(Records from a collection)
-------------------------

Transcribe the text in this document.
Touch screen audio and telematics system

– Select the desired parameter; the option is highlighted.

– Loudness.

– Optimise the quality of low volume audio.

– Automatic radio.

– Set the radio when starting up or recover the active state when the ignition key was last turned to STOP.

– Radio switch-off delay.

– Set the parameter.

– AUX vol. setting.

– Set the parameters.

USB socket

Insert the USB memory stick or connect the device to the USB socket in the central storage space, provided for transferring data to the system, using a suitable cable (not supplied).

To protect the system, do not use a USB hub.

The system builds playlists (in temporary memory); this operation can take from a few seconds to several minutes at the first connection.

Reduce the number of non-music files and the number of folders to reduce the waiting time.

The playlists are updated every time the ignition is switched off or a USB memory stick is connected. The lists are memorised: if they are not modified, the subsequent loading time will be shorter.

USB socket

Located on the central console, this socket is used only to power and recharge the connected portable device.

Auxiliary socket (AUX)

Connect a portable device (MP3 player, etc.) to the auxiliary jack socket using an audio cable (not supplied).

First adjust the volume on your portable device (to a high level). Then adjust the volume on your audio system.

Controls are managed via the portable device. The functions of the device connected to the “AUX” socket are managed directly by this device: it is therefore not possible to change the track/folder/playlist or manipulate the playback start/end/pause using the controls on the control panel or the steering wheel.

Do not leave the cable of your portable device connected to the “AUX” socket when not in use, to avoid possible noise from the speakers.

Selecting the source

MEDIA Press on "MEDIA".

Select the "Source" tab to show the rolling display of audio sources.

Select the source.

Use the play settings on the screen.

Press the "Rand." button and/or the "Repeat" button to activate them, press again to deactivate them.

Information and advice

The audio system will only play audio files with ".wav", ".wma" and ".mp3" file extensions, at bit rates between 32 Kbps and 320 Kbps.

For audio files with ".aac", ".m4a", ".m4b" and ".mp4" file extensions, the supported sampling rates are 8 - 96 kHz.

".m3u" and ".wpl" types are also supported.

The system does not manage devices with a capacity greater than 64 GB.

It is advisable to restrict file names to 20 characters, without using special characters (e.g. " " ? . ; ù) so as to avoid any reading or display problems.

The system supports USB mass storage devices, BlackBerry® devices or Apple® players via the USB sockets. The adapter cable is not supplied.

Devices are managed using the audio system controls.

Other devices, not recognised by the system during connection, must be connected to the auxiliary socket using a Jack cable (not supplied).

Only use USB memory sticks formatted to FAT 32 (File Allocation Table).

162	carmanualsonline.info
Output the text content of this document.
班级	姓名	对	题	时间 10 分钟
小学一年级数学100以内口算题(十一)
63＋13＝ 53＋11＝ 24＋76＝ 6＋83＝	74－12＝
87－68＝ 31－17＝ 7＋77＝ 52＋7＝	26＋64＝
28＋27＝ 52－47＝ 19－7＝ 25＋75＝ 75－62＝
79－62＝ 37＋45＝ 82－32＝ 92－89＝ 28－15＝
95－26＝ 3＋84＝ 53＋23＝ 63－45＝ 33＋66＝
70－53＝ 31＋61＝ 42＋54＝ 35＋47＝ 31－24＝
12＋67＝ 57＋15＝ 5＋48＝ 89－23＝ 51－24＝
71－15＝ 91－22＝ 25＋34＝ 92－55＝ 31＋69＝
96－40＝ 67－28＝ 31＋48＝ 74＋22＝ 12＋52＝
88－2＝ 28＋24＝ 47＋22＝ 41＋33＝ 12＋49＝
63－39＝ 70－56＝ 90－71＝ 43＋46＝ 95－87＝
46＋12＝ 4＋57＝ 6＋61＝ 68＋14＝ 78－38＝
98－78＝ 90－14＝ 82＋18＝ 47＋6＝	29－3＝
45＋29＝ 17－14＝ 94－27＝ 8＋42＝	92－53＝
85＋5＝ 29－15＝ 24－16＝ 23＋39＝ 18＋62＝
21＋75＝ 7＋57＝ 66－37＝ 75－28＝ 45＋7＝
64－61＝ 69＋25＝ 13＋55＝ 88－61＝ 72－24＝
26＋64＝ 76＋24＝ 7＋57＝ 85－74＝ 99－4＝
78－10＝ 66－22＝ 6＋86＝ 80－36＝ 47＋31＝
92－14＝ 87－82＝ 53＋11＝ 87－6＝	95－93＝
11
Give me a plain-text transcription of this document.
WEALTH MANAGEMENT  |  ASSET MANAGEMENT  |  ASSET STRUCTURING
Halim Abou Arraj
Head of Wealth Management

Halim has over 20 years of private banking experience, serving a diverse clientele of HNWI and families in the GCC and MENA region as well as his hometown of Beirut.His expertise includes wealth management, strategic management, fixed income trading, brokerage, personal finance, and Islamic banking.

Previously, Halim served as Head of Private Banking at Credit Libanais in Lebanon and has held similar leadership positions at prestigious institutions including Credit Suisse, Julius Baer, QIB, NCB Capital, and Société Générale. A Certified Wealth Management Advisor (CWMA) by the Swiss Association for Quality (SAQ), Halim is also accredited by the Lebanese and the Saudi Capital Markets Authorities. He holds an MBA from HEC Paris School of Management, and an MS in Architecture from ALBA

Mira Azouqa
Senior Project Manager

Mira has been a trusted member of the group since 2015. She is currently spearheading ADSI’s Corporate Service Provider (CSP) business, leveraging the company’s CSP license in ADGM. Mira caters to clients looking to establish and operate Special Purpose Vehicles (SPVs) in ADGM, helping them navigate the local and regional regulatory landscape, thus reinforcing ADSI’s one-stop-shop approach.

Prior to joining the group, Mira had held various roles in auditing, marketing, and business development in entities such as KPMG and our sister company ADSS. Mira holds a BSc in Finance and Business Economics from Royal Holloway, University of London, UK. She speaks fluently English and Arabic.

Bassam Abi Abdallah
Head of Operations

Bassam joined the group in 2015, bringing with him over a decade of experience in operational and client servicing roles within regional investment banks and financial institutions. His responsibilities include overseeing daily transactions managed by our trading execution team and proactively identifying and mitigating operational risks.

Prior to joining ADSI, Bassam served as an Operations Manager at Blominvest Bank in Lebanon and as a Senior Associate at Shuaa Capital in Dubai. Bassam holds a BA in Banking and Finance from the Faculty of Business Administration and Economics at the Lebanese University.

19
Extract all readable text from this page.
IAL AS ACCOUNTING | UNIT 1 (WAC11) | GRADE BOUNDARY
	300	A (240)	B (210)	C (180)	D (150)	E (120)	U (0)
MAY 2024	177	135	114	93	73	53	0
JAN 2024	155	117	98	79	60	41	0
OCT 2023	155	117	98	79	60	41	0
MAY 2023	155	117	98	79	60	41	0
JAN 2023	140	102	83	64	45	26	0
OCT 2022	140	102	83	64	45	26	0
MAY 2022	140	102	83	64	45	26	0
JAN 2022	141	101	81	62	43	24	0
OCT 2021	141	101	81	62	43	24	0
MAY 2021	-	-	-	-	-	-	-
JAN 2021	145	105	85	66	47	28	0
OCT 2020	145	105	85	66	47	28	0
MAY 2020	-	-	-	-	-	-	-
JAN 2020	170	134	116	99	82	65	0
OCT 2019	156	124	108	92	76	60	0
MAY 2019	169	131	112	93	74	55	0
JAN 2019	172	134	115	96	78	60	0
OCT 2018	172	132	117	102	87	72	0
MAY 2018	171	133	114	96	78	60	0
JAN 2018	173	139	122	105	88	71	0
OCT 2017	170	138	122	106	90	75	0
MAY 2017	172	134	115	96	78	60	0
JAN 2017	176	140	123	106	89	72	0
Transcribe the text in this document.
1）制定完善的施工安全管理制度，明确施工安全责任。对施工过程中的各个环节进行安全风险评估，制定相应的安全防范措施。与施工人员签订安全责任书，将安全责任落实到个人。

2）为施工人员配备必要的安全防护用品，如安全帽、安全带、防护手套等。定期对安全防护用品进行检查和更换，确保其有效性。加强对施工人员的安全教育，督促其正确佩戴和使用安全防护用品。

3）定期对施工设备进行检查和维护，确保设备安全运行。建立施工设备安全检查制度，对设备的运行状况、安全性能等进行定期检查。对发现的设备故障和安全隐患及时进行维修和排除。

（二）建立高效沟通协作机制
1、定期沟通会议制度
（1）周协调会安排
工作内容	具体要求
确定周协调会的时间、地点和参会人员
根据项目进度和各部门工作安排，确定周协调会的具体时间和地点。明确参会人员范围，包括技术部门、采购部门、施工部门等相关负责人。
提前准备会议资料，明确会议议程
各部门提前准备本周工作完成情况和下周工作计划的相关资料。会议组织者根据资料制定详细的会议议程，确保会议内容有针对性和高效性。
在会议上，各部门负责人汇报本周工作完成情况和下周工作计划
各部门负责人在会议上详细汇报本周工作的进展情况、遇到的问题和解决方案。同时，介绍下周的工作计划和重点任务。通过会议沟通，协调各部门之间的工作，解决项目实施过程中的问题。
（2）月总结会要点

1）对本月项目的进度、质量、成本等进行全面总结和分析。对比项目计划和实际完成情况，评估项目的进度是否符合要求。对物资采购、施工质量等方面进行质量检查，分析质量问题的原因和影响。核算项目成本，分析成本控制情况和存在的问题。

-------------------------

▶ _THE TASK_
Gather all lines with the string "screen" from the data.

▶ _PROBLEM SOLUTION_
Touch screen audio and telematics system
Use the play settings on the screen.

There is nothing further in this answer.